■ THE RECORDS ■
-.-.-

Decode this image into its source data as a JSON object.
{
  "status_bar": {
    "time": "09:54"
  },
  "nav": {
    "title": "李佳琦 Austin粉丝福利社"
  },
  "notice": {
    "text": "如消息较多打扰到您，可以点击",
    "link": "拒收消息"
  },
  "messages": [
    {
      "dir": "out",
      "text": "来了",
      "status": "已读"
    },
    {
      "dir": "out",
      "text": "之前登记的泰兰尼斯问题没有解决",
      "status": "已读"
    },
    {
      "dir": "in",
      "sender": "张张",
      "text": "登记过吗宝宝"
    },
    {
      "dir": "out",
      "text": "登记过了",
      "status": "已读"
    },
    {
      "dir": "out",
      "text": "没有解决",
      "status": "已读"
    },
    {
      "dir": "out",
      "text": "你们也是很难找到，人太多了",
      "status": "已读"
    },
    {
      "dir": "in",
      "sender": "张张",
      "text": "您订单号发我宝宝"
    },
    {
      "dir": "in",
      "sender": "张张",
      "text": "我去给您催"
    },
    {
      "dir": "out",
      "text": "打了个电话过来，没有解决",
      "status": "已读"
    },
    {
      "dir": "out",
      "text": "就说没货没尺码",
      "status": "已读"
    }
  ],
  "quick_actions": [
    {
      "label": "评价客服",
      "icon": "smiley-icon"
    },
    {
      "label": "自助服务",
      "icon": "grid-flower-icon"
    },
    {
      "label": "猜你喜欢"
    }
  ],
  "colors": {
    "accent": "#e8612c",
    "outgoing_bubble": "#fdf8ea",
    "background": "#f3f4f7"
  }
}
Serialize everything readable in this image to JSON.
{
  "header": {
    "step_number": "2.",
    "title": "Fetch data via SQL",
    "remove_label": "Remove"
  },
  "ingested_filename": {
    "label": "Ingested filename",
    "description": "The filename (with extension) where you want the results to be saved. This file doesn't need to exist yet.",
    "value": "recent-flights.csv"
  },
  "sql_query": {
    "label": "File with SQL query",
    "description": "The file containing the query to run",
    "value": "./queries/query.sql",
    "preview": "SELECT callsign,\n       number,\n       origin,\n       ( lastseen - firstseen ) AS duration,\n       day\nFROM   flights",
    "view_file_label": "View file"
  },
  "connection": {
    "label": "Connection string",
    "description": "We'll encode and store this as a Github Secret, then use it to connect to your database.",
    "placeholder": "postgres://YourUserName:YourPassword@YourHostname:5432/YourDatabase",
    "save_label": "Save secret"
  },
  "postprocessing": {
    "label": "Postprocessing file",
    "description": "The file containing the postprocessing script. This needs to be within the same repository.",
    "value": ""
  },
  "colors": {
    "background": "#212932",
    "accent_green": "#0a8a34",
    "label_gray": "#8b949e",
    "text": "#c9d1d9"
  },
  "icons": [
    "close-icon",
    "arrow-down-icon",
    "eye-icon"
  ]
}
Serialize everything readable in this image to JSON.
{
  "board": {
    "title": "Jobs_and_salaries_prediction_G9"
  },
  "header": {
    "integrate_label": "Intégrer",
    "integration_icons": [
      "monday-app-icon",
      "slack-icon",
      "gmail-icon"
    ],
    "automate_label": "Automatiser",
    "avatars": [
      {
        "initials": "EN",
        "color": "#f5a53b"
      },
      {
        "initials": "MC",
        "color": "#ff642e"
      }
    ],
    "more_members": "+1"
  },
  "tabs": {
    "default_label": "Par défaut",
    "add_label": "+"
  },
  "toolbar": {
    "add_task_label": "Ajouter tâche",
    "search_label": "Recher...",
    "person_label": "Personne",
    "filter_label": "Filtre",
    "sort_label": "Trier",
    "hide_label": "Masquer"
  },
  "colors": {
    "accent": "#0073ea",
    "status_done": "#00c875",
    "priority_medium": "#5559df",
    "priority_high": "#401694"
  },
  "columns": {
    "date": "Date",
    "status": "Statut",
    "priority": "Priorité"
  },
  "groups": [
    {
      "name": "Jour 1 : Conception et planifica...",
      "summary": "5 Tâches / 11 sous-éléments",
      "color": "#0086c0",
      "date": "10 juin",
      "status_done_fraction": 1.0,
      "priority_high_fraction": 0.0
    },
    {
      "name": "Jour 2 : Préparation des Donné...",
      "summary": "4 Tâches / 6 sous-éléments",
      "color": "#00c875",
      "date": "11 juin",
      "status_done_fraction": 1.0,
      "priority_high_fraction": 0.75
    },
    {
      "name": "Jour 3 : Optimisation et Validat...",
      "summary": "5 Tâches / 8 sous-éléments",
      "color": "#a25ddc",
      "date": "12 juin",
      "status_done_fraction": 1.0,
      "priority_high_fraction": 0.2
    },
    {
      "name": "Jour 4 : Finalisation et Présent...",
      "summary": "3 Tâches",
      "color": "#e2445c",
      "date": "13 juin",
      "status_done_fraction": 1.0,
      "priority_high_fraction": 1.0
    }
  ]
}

-.-.-

■ WHAT YOU NEED TO DO ■
Transcribe the whole listing exactly.

■ THE ANSWER ■
Decode this image into its source data as a JSON object.
{
  "status_bar": {
    "time": "09:54"
  },
  "nav": {
    "title": "李佳琦 Austin粉丝福利社"
  },
  "notice": {
    "text": "如消息较多打扰到您，可以点击",
    "link": "拒收消息"
  },
  "messages": [
    {
      "dir": "out",
      "text": "来了",
      "status": "已读"
    },
    {
      "dir": "out",
      "text": "之前登记的泰兰尼斯问题没有解决",
      "status": "已读"
    },
    {
      "dir": "in",
      "sender": "张张",
      "text": "登记过吗宝宝"
    },
    {
      "dir": "out",
      "text": "登记过了",
      "status": "已读"
    },
    {
      "dir": "out",
      "text": "没有解决",
      "status": "已读"
    },
    {
      "dir": "out",
      "text": "你们也是很难找到，人太多了",
      "status": "已读"
    },
    {
      "dir": "in",
      "sender": "张张",
      "text": "您订单号发我宝宝"
    },
    {
      "dir": "in",
      "sender": "张张",
      "text": "我去给您催"
    },
    {
      "dir": "out",
      "text": "打了个电话过来，没有解决",
      "status": "已读"
    },
    {
      "dir": "out",
      "text": "就说没货没尺码",
      "status": "已读"
    }
  ],
  "quick_actions": [
    {
      "label": "评价客服",
      "icon": "smiley-icon"
    },
    {
      "label": "自助服务",
      "icon": "grid-flower-icon"
    },
    {
      "label": "猜你喜欢"
    }
  ],
  "colors": {
    "accent": "#e8612c",
    "outgoing_bubble": "#fdf8ea",
    "background": "#f3f4f7"
  }
}
Serialize everything readable in this image to JSON.
{
  "header": {
    "step_number": "2.",
    "title": "Fetch data via SQL",
    "remove_label": "Remove"
  },
  "ingested_filename": {
    "label": "Ingested filename",
    "description": "The filename (with extension) where you want the results to be saved. This file doesn't need to exist yet.",
    "value": "recent-flights.csv"
  },
  "sql_query": {
    "label": "File with SQL query",
    "description": "The file containing the query to run",
    "value": "./queries/query.sql",
    "preview": "SELECT callsign,\n       number,\n       origin,\n       ( lastseen - firstseen ) AS duration,\n       day\nFROM   flights",
    "view_file_label": "View file"
  },
  "connection": {
    "label": "Connection string",
    "description": "We'll encode and store this as a Github Secret, then use it to connect to your database.",
    "placeholder": "postgres://YourUserName:YourPassword@YourHostname:5432/YourDatabase",
    "save_label": "Save secret"
  },
  "postprocessing": {
    "label": "Postprocessing file",
    "description": "The file containing the postprocessing script. This needs to be within the same repository.",
    "value": ""
  },
  "colors": {
    "background": "#212932",
    "accent_green": "#0a8a34",
    "label_gray": "#8b949e",
    "text": "#c9d1d9"
  },
  "icons": [
    "close-icon",
    "arrow-down-icon",
    "eye-icon"
  ]
}
Serialize everything readable in this image to JSON.
{
  "board": {
    "title": "Jobs_and_salaries_prediction_G9"
  },
  "header": {
    "integrate_label": "Intégrer",
    "integration_icons": [
      "monday-app-icon",
      "slack-icon",
      "gmail-icon"
    ],
    "automate_label": "Automatiser",
    "avatars": [
      {
        "initials": "EN",
        "color": "#f5a53b"
      },
      {
        "initials": "MC",
        "color": "#ff642e"
      }
    ],
    "more_members": "+1"
  },
  "tabs": {
    "default_label": "Par défaut",
    "add_label": "+"
  },
  "toolbar": {
    "add_task_label": "Ajouter tâche",
    "search_label": "Recher...",
    "person_label": "Personne",
    "filter_label": "Filtre",
    "sort_label": "Trier",
    "hide_label": "Masquer"
  },
  "colors": {
    "accent": "#0073ea",
    "status_done": "#00c875",
    "priority_medium": "#5559df",
    "priority_high": "#401694"
  },
  "columns": {
    "date": "Date",
    "status": "Statut",
    "priority": "Priorité"
  },
  "groups": [
    {
      "name": "Jour 1 : Conception et planifica...",
      "summary": "5 Tâches / 11 sous-éléments",
      "color": "#0086c0",
      "date": "10 juin",
      "status_done_fraction": 1.0,
      "priority_high_fraction": 0.0
    },
    {
      "name": "Jour 2 : Préparation des Donné...",
      "summary": "4 Tâches / 6 sous-éléments",
      "color": "#00c875",
      "date": "11 juin",
      "status_done_fraction": 1.0,
      "priority_high_fraction": 0.75
    },
    {
      "name": "Jour 3 : Optimisation et Validat...",
      "summary": "5 Tâches / 8 sous-éléments",
      "color": "#a25ddc",
      "date": "12 juin",
      "status_done_fraction": 1.0,
      "priority_high_fraction": 0.2
    },
    {
      "name": "Jour 4 : Finalisation et Présent...",
      "summary": "3 Tâches",
      "color": "#e2445c",
      "date": "13 juin",
      "status_done_fraction": 1.0,
      "priority_high_fraction": 1.0
    }
  ]
}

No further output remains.